### Work required
Scan the entries below and count the lines holding the string "Sets". Supply only the number.

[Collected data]
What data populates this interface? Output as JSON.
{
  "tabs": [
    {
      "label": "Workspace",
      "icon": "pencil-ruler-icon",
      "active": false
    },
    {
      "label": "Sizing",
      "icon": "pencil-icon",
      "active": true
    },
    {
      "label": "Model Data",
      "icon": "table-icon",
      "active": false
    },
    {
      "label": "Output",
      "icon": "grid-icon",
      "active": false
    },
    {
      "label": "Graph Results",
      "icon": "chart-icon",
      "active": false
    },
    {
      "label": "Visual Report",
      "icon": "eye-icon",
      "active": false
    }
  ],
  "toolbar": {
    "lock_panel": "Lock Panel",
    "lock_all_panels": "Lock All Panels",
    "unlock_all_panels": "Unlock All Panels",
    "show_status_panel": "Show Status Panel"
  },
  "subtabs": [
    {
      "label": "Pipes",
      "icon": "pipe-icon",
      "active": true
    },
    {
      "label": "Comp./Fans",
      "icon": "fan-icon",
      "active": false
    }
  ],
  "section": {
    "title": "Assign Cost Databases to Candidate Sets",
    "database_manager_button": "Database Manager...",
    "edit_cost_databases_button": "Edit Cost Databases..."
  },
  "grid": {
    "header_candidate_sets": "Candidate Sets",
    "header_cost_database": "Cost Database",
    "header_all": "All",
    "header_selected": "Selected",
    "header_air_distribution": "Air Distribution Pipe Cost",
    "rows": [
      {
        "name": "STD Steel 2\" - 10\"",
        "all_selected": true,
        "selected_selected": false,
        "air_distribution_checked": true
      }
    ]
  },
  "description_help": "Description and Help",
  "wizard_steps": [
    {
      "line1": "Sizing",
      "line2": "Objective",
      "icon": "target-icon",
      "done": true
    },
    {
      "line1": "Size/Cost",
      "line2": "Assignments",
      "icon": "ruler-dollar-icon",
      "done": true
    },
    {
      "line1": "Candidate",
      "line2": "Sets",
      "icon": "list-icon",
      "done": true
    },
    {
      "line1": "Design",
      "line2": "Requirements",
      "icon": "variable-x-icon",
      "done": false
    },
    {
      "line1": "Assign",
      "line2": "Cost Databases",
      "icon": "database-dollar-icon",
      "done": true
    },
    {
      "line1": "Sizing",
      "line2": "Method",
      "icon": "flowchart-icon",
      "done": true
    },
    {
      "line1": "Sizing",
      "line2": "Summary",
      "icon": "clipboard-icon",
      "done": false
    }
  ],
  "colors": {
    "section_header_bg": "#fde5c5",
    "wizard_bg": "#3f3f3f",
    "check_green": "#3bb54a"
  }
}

### Expected output
3